_TASK TO COMPLETE_: Please give the data below again in full, exactly as it stands.

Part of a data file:
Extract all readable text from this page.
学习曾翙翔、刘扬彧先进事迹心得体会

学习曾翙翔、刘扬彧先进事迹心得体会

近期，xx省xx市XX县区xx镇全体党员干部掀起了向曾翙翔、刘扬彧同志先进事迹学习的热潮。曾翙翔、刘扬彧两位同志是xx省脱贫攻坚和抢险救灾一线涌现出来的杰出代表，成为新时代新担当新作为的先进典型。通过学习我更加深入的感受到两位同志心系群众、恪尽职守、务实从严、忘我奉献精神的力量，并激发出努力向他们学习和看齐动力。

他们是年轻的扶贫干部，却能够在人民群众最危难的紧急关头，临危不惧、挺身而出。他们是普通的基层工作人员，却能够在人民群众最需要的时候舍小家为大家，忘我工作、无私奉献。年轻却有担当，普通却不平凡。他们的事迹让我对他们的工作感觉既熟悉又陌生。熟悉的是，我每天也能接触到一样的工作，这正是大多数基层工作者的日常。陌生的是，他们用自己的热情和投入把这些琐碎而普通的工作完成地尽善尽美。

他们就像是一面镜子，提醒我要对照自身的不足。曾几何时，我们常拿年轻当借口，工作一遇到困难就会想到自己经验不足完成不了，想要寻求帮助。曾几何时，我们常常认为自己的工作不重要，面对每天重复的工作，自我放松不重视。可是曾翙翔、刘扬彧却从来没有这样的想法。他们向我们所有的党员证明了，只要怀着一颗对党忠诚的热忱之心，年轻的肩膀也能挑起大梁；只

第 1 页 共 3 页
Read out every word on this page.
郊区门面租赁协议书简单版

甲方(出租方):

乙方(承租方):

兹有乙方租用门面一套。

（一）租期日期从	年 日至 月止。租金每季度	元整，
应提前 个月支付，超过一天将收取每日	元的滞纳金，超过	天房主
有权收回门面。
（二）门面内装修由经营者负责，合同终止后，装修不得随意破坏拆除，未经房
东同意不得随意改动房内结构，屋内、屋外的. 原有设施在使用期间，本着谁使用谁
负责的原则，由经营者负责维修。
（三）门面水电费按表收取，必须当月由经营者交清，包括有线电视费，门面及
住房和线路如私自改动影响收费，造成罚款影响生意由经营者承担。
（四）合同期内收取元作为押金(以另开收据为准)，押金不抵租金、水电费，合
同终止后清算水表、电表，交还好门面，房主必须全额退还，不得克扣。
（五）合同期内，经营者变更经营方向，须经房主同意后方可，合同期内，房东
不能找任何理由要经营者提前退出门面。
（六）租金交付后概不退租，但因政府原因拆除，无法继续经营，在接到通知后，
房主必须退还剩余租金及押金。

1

_EXPECTED ANSWER_:
Extract all readable text from this page.
学习曾翙翔、刘扬彧先进事迹心得体会

学习曾翙翔、刘扬彧先进事迹心得体会

近期，xx省xx市XX县区xx镇全体党员干部掀起了向曾翙翔、刘扬彧同志先进事迹学习的热潮。曾翙翔、刘扬彧两位同志是xx省脱贫攻坚和抢险救灾一线涌现出来的杰出代表，成为新时代新担当新作为的先进典型。通过学习我更加深入的感受到两位同志心系群众、恪尽职守、务实从严、忘我奉献精神的力量，并激发出努力向他们学习和看齐动力。

他们是年轻的扶贫干部，却能够在人民群众最危难的紧急关头，临危不惧、挺身而出。他们是普通的基层工作人员，却能够在人民群众最需要的时候舍小家为大家，忘我工作、无私奉献。年轻却有担当，普通却不平凡。他们的事迹让我对他们的工作感觉既熟悉又陌生。熟悉的是，我每天也能接触到一样的工作，这正是大多数基层工作者的日常。陌生的是，他们用自己的热情和投入把这些琐碎而普通的工作完成地尽善尽美。

他们就像是一面镜子，提醒我要对照自身的不足。曾几何时，我们常拿年轻当借口，工作一遇到困难就会想到自己经验不足完成不了，想要寻求帮助。曾几何时，我们常常认为自己的工作不重要，面对每天重复的工作，自我放松不重视。可是曾翙翔、刘扬彧却从来没有这样的想法。他们向我们所有的党员证明了，只要怀着一颗对党忠诚的热忱之心，年轻的肩膀也能挑起大梁；只

第 1 页 共 3 页
Read out every word on this page.
郊区门面租赁协议书简单版

甲方(出租方):

乙方(承租方):

兹有乙方租用门面一套。

（一）租期日期从	年 日至 月止。租金每季度	元整，
应提前 个月支付，超过一天将收取每日	元的滞纳金，超过	天房主
有权收回门面。
（二）门面内装修由经营者负责，合同终止后，装修不得随意破坏拆除，未经房
东同意不得随意改动房内结构，屋内、屋外的. 原有设施在使用期间，本着谁使用谁
负责的原则，由经营者负责维修。
（三）门面水电费按表收取，必须当月由经营者交清，包括有线电视费，门面及
住房和线路如私自改动影响收费，造成罚款影响生意由经营者承担。
（四）合同期内收取元作为押金(以另开收据为准)，押金不抵租金、水电费，合
同终止后清算水表、电表，交还好门面，房主必须全额退还，不得克扣。
（五）合同期内，经营者变更经营方向，须经房主同意后方可，合同期内，房东
不能找任何理由要经营者提前退出门面。
（六）租金交付后概不退租，但因政府原因拆除，无法继续经营，在接到通知后，
房主必须退还剩余租金及押金。

1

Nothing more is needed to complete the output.